(提示本文):
<<<<

証明はx^3-1、x^3nー1などがあるので、ω絡みの問題だと気づきたいです。(x-1)(x^n-1)はどちらの式にも共通して現れますので、残りの整式どうしで考えます。
x^2+x+1で割り算をすることになりますので、ωの出番となります。
(拙著シリーズ(白) 数学II 複素数と方程式 p.32-33)
そしてω絡みの問題では、こちらの原則を使います。
(拙著シリーズ(白) 数学II 複素数と方程式 p.32-33)
問題文にも3で割ったあまりの話がありますし、ここで逆にω利用のパターンに気づいて欲しいところですね。
☆第2問・・・【確率+数列】点の移動、Σ計算(B、35分【24分】、Lv.2)
2年連続で、漸化式が絡まない確率でしたが、2年連続で確率計算に「シグマを取る」パターンになりました。
設定自体はKO理工にしてはかなり簡単です。(2)は「または」なので余事象が数えやすく、(0、ー1)か(0、ー3)に到達する場合しかありません。
(3)は4回になりましたが、4回で到達する座標を見ていくと規則性が見えます。1つ飛びというイメージですね。これえがイメージできれば、(4)(は簡単なので取れる)もあわせて5つのボーダー達成です。
(6)が本問のメインです(試験ではまず飛ばすでしょうが)。k回目で始めて達成する確率をk=2、3、・・・n-1 でシグマをとります。その直後にy方向に動かないと(確率2/3)、x方向に動くとx=2には戻ってこれません。
式は等差×等比になりますので、こちらはパターンですね^^
(拙著シリーズ(白) 数学B 数列 p.19-20)
☆第3問・・・【積分法】定積分と漸化式(BC、35分【25分】、Lv.2)
定積分と漸化式で、題材としてはもっとも有名なタイプとなります。

>>>>

(課題 a): 下にある行のうち、先頭から「suffix-cc[interactable]: cc <box>730」を含む行まで、すべてをそのまま抜き出すこと。

(演習資料):
<<<<

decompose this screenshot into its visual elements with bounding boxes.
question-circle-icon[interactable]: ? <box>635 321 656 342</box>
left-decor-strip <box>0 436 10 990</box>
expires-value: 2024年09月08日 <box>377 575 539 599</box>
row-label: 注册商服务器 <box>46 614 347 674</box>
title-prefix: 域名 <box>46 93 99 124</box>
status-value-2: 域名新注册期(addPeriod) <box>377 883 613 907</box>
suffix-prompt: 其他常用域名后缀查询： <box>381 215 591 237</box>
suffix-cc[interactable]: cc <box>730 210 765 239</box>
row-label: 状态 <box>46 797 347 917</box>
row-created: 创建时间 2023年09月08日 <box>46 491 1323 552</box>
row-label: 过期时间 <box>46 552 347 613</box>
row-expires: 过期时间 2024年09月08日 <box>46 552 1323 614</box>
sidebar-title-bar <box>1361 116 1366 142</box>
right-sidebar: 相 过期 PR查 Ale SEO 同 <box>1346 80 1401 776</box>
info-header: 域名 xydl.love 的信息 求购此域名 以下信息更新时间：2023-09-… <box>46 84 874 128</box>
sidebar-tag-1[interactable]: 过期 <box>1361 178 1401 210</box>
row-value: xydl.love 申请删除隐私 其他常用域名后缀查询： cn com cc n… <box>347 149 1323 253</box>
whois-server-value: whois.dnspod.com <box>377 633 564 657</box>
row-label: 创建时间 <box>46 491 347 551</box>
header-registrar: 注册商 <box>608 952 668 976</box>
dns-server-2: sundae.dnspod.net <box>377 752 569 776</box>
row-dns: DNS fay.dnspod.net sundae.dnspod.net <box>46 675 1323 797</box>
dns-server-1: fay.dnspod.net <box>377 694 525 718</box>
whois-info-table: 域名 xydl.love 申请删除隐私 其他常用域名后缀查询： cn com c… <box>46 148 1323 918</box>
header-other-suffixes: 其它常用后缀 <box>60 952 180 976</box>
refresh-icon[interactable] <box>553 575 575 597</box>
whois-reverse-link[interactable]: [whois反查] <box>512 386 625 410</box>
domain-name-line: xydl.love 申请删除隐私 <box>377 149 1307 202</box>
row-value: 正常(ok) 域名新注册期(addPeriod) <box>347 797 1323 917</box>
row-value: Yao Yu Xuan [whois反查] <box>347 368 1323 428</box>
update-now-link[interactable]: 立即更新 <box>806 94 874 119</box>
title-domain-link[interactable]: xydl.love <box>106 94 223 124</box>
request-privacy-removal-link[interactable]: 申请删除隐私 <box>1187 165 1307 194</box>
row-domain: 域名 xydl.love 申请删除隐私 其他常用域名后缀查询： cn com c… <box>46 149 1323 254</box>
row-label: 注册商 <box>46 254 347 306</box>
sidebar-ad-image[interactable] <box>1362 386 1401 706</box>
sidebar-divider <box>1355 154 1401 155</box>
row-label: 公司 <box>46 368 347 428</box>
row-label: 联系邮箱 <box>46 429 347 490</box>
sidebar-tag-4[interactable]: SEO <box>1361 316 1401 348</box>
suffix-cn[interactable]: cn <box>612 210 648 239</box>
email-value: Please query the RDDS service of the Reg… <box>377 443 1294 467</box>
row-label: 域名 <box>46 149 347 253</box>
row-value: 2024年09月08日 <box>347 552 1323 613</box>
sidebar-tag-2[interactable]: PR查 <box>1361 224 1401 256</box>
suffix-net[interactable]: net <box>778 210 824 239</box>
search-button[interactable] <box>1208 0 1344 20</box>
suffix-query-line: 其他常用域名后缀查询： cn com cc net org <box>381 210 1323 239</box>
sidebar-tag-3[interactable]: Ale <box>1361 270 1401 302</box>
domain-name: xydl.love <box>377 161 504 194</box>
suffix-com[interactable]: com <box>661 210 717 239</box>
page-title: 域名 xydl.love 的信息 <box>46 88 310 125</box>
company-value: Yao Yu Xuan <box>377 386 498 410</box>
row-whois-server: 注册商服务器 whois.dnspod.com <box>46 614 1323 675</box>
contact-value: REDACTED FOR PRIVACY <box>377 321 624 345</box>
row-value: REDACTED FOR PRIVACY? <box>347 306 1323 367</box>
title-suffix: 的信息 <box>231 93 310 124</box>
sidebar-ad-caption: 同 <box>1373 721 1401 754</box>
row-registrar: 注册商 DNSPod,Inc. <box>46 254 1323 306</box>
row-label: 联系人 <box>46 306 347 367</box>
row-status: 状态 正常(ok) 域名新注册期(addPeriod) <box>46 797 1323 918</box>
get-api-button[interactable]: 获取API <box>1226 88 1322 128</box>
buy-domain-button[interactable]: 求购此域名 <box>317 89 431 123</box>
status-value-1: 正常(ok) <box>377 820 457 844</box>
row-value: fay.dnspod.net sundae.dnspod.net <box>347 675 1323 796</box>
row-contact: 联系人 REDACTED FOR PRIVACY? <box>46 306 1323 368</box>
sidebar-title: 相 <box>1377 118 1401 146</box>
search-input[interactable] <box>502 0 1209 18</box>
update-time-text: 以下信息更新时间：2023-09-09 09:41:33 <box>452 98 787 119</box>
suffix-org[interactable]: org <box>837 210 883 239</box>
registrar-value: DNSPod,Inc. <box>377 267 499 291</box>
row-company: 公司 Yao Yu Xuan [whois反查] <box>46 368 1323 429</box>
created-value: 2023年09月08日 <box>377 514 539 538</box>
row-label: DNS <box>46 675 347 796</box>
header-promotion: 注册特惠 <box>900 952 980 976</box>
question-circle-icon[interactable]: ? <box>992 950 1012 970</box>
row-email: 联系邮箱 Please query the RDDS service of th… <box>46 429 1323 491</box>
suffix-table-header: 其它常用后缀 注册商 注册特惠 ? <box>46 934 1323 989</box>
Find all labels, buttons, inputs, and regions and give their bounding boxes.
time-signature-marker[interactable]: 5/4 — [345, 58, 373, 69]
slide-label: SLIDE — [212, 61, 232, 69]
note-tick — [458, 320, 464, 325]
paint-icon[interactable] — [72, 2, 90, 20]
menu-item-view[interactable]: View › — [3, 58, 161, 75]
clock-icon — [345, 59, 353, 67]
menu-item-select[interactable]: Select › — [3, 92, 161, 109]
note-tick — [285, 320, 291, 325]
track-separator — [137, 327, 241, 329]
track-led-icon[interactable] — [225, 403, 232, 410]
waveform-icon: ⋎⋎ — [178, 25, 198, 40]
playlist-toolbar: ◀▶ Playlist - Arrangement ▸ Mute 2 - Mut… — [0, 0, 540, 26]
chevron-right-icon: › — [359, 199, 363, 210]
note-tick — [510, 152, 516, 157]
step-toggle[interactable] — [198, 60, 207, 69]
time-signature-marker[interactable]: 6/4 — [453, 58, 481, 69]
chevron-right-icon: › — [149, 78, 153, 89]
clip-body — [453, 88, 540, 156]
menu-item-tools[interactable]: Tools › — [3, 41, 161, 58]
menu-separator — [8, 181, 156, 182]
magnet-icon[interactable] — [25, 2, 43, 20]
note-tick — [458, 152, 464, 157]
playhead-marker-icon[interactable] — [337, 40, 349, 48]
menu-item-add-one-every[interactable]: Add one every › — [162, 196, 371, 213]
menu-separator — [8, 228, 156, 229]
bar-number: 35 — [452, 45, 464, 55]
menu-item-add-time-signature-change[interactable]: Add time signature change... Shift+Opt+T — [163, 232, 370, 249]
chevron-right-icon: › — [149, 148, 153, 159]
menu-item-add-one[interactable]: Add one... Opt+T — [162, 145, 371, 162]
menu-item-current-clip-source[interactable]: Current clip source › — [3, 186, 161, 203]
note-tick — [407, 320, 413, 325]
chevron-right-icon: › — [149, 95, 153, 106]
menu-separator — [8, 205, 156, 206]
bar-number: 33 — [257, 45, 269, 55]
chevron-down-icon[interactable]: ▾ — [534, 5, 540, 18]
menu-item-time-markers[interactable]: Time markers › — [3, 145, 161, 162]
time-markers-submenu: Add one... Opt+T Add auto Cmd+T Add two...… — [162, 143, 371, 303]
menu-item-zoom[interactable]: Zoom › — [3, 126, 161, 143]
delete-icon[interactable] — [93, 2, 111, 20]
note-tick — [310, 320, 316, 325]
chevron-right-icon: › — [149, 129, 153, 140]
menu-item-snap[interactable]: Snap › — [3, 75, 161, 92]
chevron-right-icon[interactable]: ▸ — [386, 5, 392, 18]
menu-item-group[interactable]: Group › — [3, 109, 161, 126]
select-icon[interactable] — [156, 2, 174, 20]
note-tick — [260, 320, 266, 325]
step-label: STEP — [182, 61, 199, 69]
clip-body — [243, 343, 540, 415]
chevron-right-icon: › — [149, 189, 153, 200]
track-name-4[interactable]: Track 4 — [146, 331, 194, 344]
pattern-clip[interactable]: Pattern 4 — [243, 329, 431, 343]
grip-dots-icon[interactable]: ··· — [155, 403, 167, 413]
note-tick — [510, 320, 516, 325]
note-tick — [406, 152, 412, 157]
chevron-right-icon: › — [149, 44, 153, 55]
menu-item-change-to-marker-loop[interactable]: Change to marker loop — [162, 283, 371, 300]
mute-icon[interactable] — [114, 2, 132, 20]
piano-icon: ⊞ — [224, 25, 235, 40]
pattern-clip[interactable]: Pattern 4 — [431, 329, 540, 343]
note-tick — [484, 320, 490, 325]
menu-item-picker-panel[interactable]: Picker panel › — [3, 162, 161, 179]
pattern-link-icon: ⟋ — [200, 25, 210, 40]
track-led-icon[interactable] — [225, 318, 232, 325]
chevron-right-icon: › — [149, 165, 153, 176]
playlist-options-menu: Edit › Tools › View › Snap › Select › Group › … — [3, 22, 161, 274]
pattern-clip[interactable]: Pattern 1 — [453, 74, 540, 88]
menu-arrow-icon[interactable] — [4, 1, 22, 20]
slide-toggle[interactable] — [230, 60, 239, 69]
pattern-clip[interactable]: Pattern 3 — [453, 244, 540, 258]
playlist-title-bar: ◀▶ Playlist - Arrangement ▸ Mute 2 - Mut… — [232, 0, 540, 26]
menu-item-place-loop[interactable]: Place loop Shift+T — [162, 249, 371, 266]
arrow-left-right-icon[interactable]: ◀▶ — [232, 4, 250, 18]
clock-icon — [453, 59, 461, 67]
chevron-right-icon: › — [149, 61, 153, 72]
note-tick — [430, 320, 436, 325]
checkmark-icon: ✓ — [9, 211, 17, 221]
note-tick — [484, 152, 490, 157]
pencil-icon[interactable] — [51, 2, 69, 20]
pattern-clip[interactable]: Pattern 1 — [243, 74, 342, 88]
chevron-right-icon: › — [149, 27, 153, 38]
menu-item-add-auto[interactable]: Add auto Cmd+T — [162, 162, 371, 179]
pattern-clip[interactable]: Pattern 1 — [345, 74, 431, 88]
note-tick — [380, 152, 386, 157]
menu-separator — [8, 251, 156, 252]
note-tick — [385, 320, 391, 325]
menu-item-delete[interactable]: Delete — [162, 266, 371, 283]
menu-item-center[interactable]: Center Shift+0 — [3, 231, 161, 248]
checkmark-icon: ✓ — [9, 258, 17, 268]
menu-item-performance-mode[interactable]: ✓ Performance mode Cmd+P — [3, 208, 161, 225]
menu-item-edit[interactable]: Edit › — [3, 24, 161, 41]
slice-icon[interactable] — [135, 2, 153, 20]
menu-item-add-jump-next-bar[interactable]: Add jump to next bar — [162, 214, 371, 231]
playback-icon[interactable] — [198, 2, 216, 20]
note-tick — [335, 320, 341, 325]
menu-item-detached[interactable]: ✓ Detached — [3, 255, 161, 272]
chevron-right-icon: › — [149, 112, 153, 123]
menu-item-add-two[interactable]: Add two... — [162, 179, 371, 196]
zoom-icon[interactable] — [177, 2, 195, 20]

>>>>

(課題 b): 数学の入試問題を解説した上の本文を、全文そのまま書き写すこと。

(正しい出力 a):
decompose this screenshot into its visual elements with bounding boxes.
question-circle-icon[interactable]: ? <box>635 321 656 342</box>
left-decor-strip <box>0 436 10 990</box>
expires-value: 2024年09月08日 <box>377 575 539 599</box>
row-label: 注册商服务器 <box>46 614 347 674</box>
title-prefix: 域名 <box>46 93 99 124</box>
status-value-2: 域名新注册期(addPeriod) <box>377 883 613 907</box>
suffix-prompt: 其他常用域名后缀查询： <box>381 215 591 237</box>
suffix-cc[interactable]: cc <box>730 210 765 239</box>

(正しい出力 b):
証明はx^3-1、x^3nー1などがあるので、ω絡みの問題だと気づきたいです。(x-1)(x^n-1)はどちらの式にも共通して現れますので、残りの整式どうしで考えます。
x^2+x+1で割り算をすることになりますので、ωの出番となります。
(拙著シリーズ(白) 数学II 複素数と方程式 p.32-33)
そしてω絡みの問題では、こちらの原則を使います。
(拙著シリーズ(白) 数学II 複素数と方程式 p.32-33)
問題文にも3で割ったあまりの話がありますし、ここで逆にω利用のパターンに気づいて欲しいところですね。
☆第2問・・・【確率+数列】点の移動、Σ計算(B、35分【24分】、Lv.2)
2年連続で、漸化式が絡まない確率でしたが、2年連続で確率計算に「シグマを取る」パターンになりました。
設定自体はKO理工にしてはかなり簡単です。(2)は「または」なので余事象が数えやすく、(0、ー1)か(0、ー3)に到達する場合しかありません。
(3)は4回になりましたが、4回で到達する座標を見ていくと規則性が見えます。1つ飛びというイメージですね。これえがイメージできれば、(4)(は簡単なので取れる)もあわせて5つのボーダー達成です。
(6)が本問のメインです(試験ではまず飛ばすでしょうが)。k回目で始めて達成する確率をk=2、3、・・・n-1 でシグマをとります。その直後にy方向に動かないと(確率2/3)、x方向に動くとx=2には戻ってこれません。
式は等差×等比になりますので、こちらはパターンですね^^
(拙著シリーズ(白) 数学B 数列 p.19-20)
☆第3問・・・【積分法】定積分と漸化式(BC、35分【25分】、Lv.2)
定積分と漸化式で、題材としてはもっとも有名なタイプとなります。